= TASK BRIEF =
Locate the word "chronique" in the material, then show every line that holds it.

— start DATASET RECORDS —

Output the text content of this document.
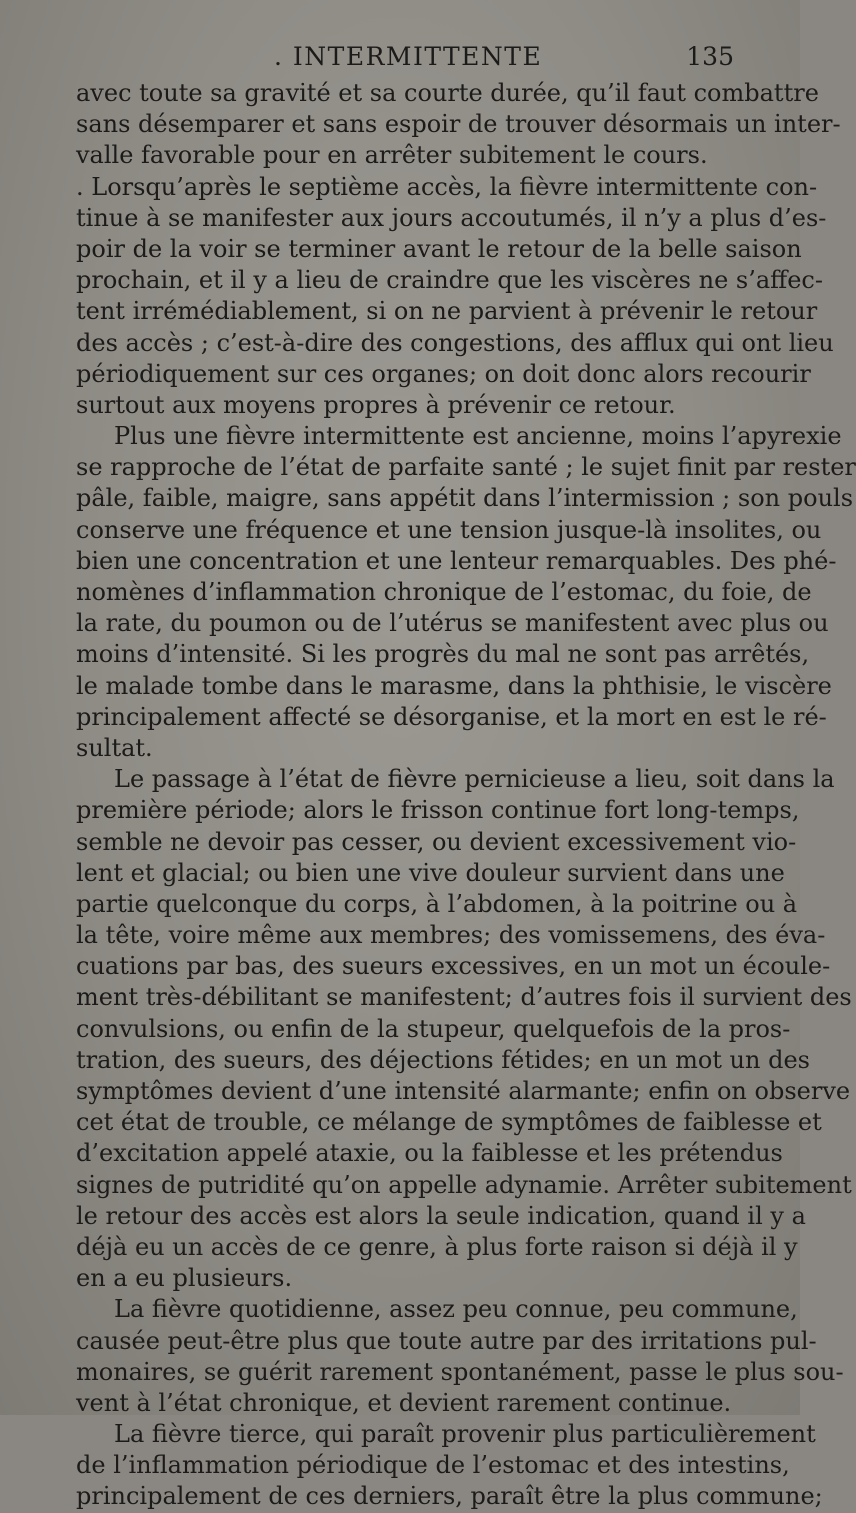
. INTERMITTENTE	135
avec toute sa gravité et sa courte durée, qu’il faut combattre
sans désemparer et sans espoir de trouver désormais un inter-
valle favorable pour en arrêter subitement le cours.
. Lorsqu’après le septième accès, la fièvre intermittente con-
tinue à se manifester aux jours accoutumés, il n’y a plus d’es-
poir de la voir se terminer avant le retour de la belle saison
prochain, et il y a lieu de craindre que les viscères ne s’affec-
tent irrémédiablement, si on ne parvient à prévenir le retour
des accès ; c’est-à-dire des congestions, des afflux qui ont lieu
périodiquement sur ces organes; on doit donc alors recourir
surtout aux moyens propres à prévenir ce retour.
Plus une fièvre intermittente est ancienne, moins l’apyrexie
se rapproche de l’état de parfaite santé ; le sujet finit par rester
pâle, faible, maigre, sans appétit dans l’intermission ; son pouls
conserve une fréquence et une tension jusque-là insolites, ou
bien une concentration et une lenteur remarquables. Des phé-
nomènes d’inflammation chronique de l’estomac, du foie, de
la rate, du poumon ou de l’utérus se manifestent avec plus ou
moins d’intensité. Si les progrès du mal ne sont pas arrêtés,
le malade tombe dans le marasme, dans la phthisie, le viscère
principalement affecté se désorganise, et la mort en est le ré-
sultat.
Le passage à l’état de fièvre pernicieuse a lieu, soit dans la
première période; alors le frisson continue fort long-temps,
semble ne devoir pas cesser, ou devient excessivement vio-
lent et glacial; ou bien une vive douleur survient dans une
partie quelconque du corps, à l’abdomen, à la poitrine ou à
la tête, voire même aux membres; des vomissemens, des éva-
cuations par bas, des sueurs excessives, en un mot un écoule-
ment très-débilitant se manifestent; d’autres fois il survient des
convulsions, ou enfin de la stupeur, quelquefois de la pros-
tration, des sueurs, des déjections fétides; en un mot un des
symptômes devient d’une intensité alarmante; enfin on observe
cet état de trouble, ce mélange de symptômes de faiblesse et
d’excitation appelé ataxie, ou la faiblesse et les prétendus
signes de putridité qu’on appelle adynamie. Arrêter subitement
le retour des accès est alors la seule indication, quand il y a
déjà eu un accès de ce genre, à plus forte raison si déjà il y
en a eu plusieurs.
La fièvre quotidienne, assez peu connue, peu commune,
causée peut-être plus que toute autre par des irritations pul-
monaires, se guérit rarement spontanément, passe le plus sou-
vent à l’état chronique, et devient rarement continue.
La fièvre tierce, qui paraît provenir plus particulièrement
de l’inflammation périodique de l’estomac et des intestins,
principalement de ces derniers, paraît être la plus commune;
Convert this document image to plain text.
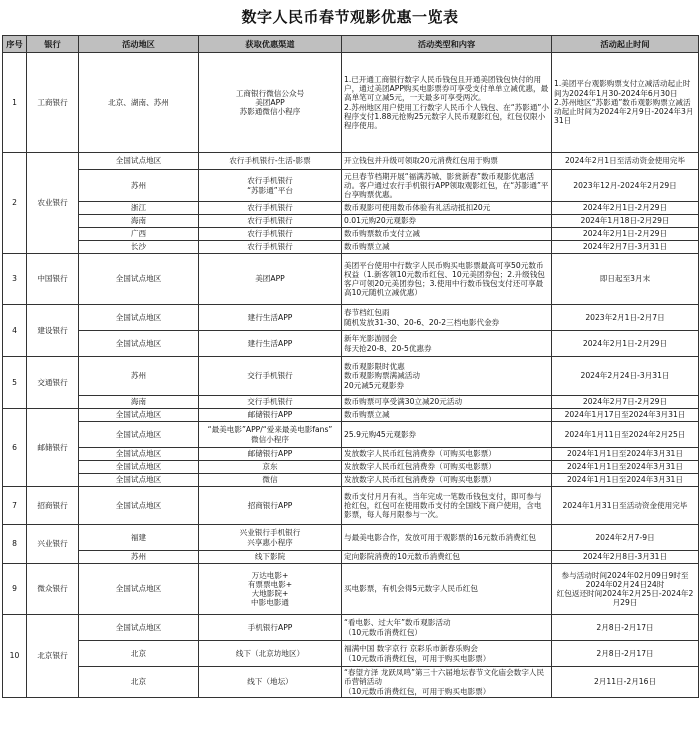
数字人民币春节观影优惠一览表
序号	银行	活动地区	获取优惠渠道	活动类型和内容	活动起止时间
1	工商银行	北京、湖南、苏州	工商银行微信公众号
美团APP
苏影通微信小程序	1.已开通工商银行数字人民币钱包且开通美团钱包快付的用户，通过美团APP购买电影票券可享受支付单单立减优惠，最高单笔可立减5元，一天最多可享受两次。
2.苏州地区用户使用工行数字人民币个人钱包、在“苏影通”小程序支付1.88元抢购25元数字人民币观影红包，红包仅限小程序使用。	1.美团平台观影购票支付立减活动起止时间为2024年1月30-2024年6月30日
2.苏州地区“苏影通”数币观影购票立减活动起止时间为2024年2月9日-2024年3月31日

2	农业银行	全国试点地区	农行手机银行-生活-影票	开立钱包并升级可领取20元消费红包用于购票	2024年2月1日至活动资金使用完毕

		苏州	农行手机银行
“苏影通”平台	元旦春节档期开展“福满苏城、影赏新春”数币观影优惠活动。客户通过农行手机银行APP领取观影红包，在“苏影通”平台享购票优惠。	2023年12月-2024年2月29日

		浙江	农行手机银行	数币观影可使用数币体验有礼活动抵扣20元	2024年2月1日-2月29日

		海南	农行手机银行	0.01元购20元观影券	2024年1月18日-2月29日

		广西	农行手机银行	数币购票数币支付立减	2024年2月1日-2月29日

		长沙	农行手机银行	数币购票立减	2024年2月7日-3月31日

3	中国银行	全国试点地区	美团APP	美团平台使用中行数字人民币购买电影票最高可享50元数币权益（1.新客领10元数币红包、10元美团券包；2.升级钱包客户可领20元美团券包；3.使用中行数币钱包支付还可享最高10元随机立减优惠）	即日起至3月末

4	建设银行	全国试点地区	建行生活APP	春节档红包雨
随机发放31-30、20-6、20-2三档电影代金券	2023年2月1日-2月7日

		全国试点地区	建行生活APP	新年光影游园会
每天抢20-8、20-5优惠券	2024年2月1日-2月29日

5	交通银行	苏州	交行手机银行	数币观影限时优惠
数币观影购票满减活动
20元减5元观影券	2024年2月24日-3月31日

		海南	交行手机银行	数币购票可享受满30立减20元活动	2024年2月7日-2月29日

6	邮储银行	全国试点地区	邮储银行APP	数币购票立减	2024年1月17日至2024年3月31日

		全国试点地区	“最美电影”APP/“爱来最美电影fans”
微信小程序	25.9元购45元观影券	2024年1月11日至2024年2月25日

		全国试点地区	邮储银行APP	发放数字人民币红包消费券（可购买电影票）	2024年1月1日至2024年3月31日

		全国试点地区	京东	发放数字人民币红包消费券（可购买电影票）	2024年1月1日至2024年3月31日

		全国试点地区	微信	发放数字人民币红包消费券（可购买电影票）	2024年1月1日至2024年3月31日

7	招商银行	全国试点地区	招商银行APP	数币支付月月有礼，当年完成一笔数币钱包支付，即可参与抢红包，红包可在使用数币支付的全国线下商户使用，含电影票，每人每月限参与一次。	2024年1月31日至活动资金使用完毕

8	兴业银行	福建	兴业银行手机银行
兴享惠小程序	与最美电影合作，发放可用于观影票的16元数币消费红包	2024年2月7-9日

		苏州	线下影院	定向影院消费的10元数币消费红包	2024年2月8日-3月31日

9	微众银行	全国试点地区	万达电影+
有票票电影+
大地影院+
中影电影通	买电影票，有机会得5元数字人民币红包	参与活动时间2024年02月09日9时至2024年02月24日24时
红包返还时间2024年2月25日-2024年2月29日

10	北京银行	全国试点地区	手机银行APP	“看电影、过大年”数币观影活动
（10元数币消费红包）	2月8日-2月17日

		北京	线下（北京坊地区）	福满中国 数字京行 京彩乐市新春乐购会
（10元数币消费红包，可用于购买电影票）	2月8日-2月17日

		北京	线下（地坛）	“春望方泽 龙跃凤鸣”第三十六届地坛春节文化庙会数字人民币营销活动
（10元数币消费红包，可用于购买电影票）	2月11日-2月16日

— end DATASET RECORDS —

= RESPONSE BELOW =
nomènes d’inflammation chronique de l’estomac, du foie, de
vent à l’état chronique, et devient rarement continue.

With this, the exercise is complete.